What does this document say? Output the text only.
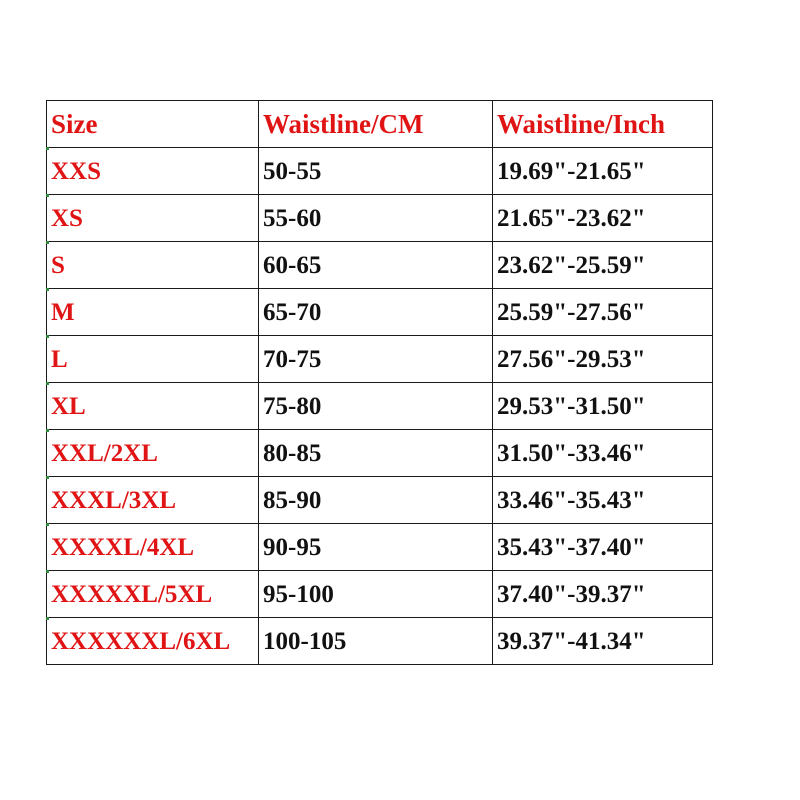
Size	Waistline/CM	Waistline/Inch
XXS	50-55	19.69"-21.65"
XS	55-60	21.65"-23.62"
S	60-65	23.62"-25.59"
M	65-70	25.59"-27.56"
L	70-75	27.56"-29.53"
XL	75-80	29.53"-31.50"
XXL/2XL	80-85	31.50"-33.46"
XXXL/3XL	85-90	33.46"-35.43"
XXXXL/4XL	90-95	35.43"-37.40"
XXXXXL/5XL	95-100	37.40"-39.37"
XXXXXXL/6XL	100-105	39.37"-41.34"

---+---

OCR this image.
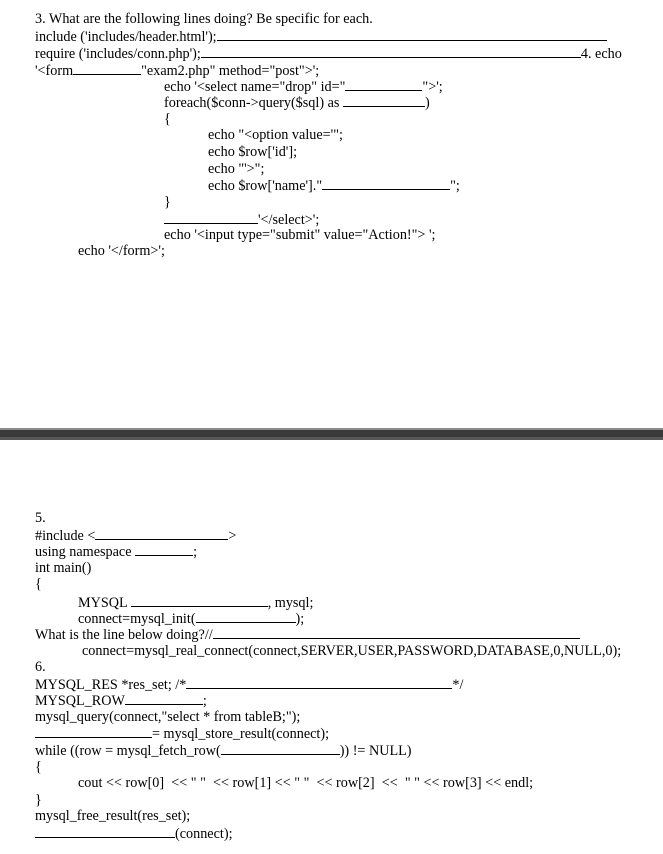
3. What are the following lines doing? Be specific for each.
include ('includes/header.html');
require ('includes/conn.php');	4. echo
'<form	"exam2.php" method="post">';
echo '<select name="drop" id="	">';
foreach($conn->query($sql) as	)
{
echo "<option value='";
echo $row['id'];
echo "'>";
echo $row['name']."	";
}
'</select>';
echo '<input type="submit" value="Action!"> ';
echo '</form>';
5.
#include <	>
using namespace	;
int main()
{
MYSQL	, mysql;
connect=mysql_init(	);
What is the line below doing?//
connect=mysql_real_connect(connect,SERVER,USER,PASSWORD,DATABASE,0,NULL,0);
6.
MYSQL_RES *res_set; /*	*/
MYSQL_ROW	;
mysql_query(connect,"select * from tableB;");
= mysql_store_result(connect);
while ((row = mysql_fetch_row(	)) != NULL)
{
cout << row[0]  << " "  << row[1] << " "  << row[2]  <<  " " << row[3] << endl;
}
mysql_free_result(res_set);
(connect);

---+---

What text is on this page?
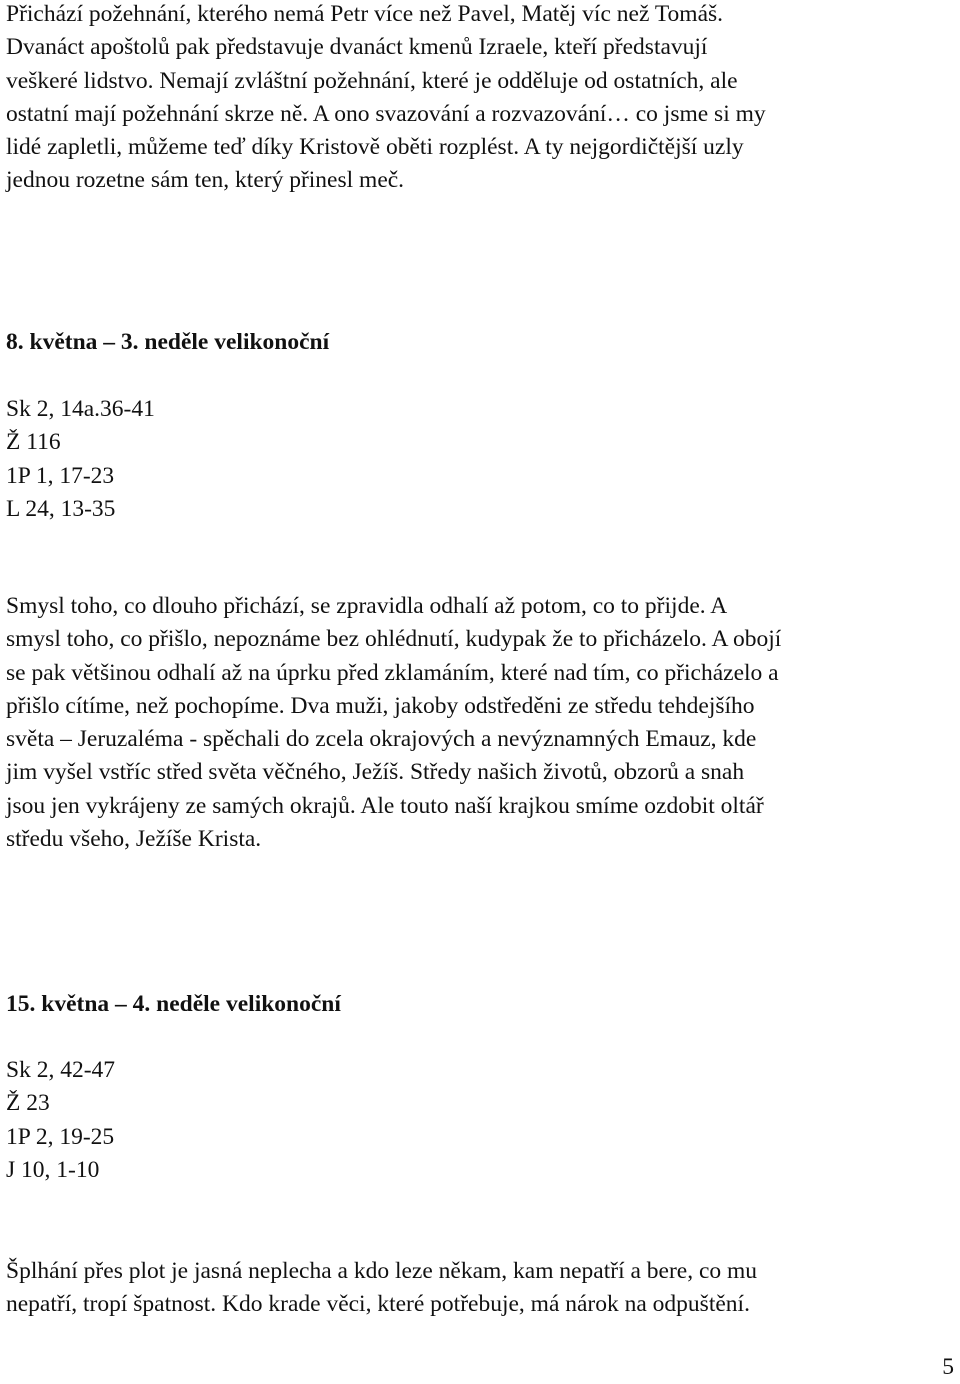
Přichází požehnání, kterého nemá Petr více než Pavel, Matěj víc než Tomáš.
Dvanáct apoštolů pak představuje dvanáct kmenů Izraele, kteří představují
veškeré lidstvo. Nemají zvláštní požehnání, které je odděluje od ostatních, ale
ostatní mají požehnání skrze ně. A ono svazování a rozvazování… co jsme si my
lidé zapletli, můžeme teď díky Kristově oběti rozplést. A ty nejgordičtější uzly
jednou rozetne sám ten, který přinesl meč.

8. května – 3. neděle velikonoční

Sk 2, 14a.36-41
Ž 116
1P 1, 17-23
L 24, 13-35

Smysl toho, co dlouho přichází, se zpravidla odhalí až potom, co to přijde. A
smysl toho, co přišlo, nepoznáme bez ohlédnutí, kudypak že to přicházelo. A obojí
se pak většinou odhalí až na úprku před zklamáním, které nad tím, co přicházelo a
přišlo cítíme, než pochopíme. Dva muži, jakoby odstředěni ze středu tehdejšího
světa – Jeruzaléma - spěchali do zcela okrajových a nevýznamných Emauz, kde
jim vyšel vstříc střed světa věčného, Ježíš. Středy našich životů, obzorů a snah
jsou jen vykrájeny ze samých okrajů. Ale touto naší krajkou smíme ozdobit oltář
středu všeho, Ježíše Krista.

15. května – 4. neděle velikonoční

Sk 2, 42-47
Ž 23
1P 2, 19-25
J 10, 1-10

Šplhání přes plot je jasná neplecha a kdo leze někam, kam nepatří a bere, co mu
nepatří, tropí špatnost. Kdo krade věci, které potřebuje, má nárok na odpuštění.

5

---+---

Which lines hold the string "echo"? List them all.

require ('includes/conn.php');	4. echo
echo '<select name="drop" id="	">';
echo "<option value='";
echo $row['id'];
echo "'>";
echo $row['name']."	";
echo '<input type="submit" value="Action!"> ';
echo '</form>';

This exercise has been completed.